#### [REQUEST]
Give the listing below again in full, exactly as written.

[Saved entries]
* * *
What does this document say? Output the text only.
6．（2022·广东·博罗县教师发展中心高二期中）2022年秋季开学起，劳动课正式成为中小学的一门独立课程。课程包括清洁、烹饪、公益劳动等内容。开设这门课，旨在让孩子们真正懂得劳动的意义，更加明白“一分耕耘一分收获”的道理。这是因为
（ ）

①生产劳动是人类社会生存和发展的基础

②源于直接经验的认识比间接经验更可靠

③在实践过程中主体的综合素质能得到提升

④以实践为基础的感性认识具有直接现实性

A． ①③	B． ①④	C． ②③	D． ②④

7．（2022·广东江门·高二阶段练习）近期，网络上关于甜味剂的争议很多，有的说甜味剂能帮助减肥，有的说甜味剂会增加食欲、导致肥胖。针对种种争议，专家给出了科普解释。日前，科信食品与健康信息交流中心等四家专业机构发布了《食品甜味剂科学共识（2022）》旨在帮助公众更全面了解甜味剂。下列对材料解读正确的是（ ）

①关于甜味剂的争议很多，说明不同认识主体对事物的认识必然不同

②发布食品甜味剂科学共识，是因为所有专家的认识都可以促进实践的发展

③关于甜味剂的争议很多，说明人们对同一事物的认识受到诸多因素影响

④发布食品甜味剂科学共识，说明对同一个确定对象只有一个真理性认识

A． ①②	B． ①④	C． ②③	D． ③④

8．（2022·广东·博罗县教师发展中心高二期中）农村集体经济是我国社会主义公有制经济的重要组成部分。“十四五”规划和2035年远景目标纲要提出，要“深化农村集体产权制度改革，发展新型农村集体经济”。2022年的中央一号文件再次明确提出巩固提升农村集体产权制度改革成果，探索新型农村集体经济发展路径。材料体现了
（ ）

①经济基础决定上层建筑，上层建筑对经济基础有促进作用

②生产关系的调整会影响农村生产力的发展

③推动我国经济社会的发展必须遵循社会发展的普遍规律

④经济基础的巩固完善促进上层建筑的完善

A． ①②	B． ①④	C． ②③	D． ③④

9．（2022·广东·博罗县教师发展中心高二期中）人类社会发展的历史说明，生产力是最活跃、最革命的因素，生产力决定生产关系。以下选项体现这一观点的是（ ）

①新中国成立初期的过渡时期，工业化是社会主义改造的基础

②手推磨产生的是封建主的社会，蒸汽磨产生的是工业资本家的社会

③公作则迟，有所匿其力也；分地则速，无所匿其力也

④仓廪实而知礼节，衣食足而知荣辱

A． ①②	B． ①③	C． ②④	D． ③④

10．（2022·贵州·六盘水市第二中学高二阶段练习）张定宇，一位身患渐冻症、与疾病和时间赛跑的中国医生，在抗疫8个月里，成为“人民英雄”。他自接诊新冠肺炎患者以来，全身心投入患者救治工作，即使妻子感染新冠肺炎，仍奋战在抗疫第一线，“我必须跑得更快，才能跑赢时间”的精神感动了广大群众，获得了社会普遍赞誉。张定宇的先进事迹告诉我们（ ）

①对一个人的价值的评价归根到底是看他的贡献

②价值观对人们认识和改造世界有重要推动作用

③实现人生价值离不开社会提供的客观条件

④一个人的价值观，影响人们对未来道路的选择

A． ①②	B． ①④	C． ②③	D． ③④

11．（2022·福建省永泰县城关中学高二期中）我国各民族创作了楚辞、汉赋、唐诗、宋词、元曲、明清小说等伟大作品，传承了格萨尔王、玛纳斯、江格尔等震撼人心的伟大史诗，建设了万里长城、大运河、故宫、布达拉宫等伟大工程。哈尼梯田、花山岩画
* * *
#### [OUTPUT]
What does this document say? Output the text only.
6．（2022·广东·博罗县教师发展中心高二期中）2022年秋季开学起，劳动课正式成为中小学的一门独立课程。课程包括清洁、烹饪、公益劳动等内容。开设这门课，旨在让孩子们真正懂得劳动的意义，更加明白“一分耕耘一分收获”的道理。这是因为
（ ）

①生产劳动是人类社会生存和发展的基础

②源于直接经验的认识比间接经验更可靠

③在实践过程中主体的综合素质能得到提升

④以实践为基础的感性认识具有直接现实性

A． ①③	B． ①④	C． ②③	D． ②④

7．（2022·广东江门·高二阶段练习）近期，网络上关于甜味剂的争议很多，有的说甜味剂能帮助减肥，有的说甜味剂会增加食欲、导致肥胖。针对种种争议，专家给出了科普解释。日前，科信食品与健康信息交流中心等四家专业机构发布了《食品甜味剂科学共识（2022）》旨在帮助公众更全面了解甜味剂。下列对材料解读正确的是（ ）

①关于甜味剂的争议很多，说明不同认识主体对事物的认识必然不同

②发布食品甜味剂科学共识，是因为所有专家的认识都可以促进实践的发展

③关于甜味剂的争议很多，说明人们对同一事物的认识受到诸多因素影响

④发布食品甜味剂科学共识，说明对同一个确定对象只有一个真理性认识

A． ①②	B． ①④	C． ②③	D． ③④

8．（2022·广东·博罗县教师发展中心高二期中）农村集体经济是我国社会主义公有制经济的重要组成部分。“十四五”规划和2035年远景目标纲要提出，要“深化农村集体产权制度改革，发展新型农村集体经济”。2022年的中央一号文件再次明确提出巩固提升农村集体产权制度改革成果，探索新型农村集体经济发展路径。材料体现了
（ ）

①经济基础决定上层建筑，上层建筑对经济基础有促进作用

②生产关系的调整会影响农村生产力的发展

③推动我国经济社会的发展必须遵循社会发展的普遍规律

④经济基础的巩固完善促进上层建筑的完善

A． ①②	B． ①④	C． ②③	D． ③④

9．（2022·广东·博罗县教师发展中心高二期中）人类社会发展的历史说明，生产力是最活跃、最革命的因素，生产力决定生产关系。以下选项体现这一观点的是（ ）

①新中国成立初期的过渡时期，工业化是社会主义改造的基础

②手推磨产生的是封建主的社会，蒸汽磨产生的是工业资本家的社会

③公作则迟，有所匿其力也；分地则速，无所匿其力也

④仓廪实而知礼节，衣食足而知荣辱

A． ①②	B． ①③	C． ②④	D． ③④

10．（2022·贵州·六盘水市第二中学高二阶段练习）张定宇，一位身患渐冻症、与疾病和时间赛跑的中国医生，在抗疫8个月里，成为“人民英雄”。他自接诊新冠肺炎患者以来，全身心投入患者救治工作，即使妻子感染新冠肺炎，仍奋战在抗疫第一线，“我必须跑得更快，才能跑赢时间”的精神感动了广大群众，获得了社会普遍赞誉。张定宇的先进事迹告诉我们（ ）

①对一个人的价值的评价归根到底是看他的贡献

②价值观对人们认识和改造世界有重要推动作用

③实现人生价值离不开社会提供的客观条件

④一个人的价值观，影响人们对未来道路的选择

A． ①②	B． ①④	C． ②③	D． ③④

11．（2022·福建省永泰县城关中学高二期中）我国各民族创作了楚辞、汉赋、唐诗、宋词、元曲、明清小说等伟大作品，传承了格萨尔王、玛纳斯、江格尔等震撼人心的伟大史诗，建设了万里长城、大运河、故宫、布达拉宫等伟大工程。哈尼梯田、花山岩画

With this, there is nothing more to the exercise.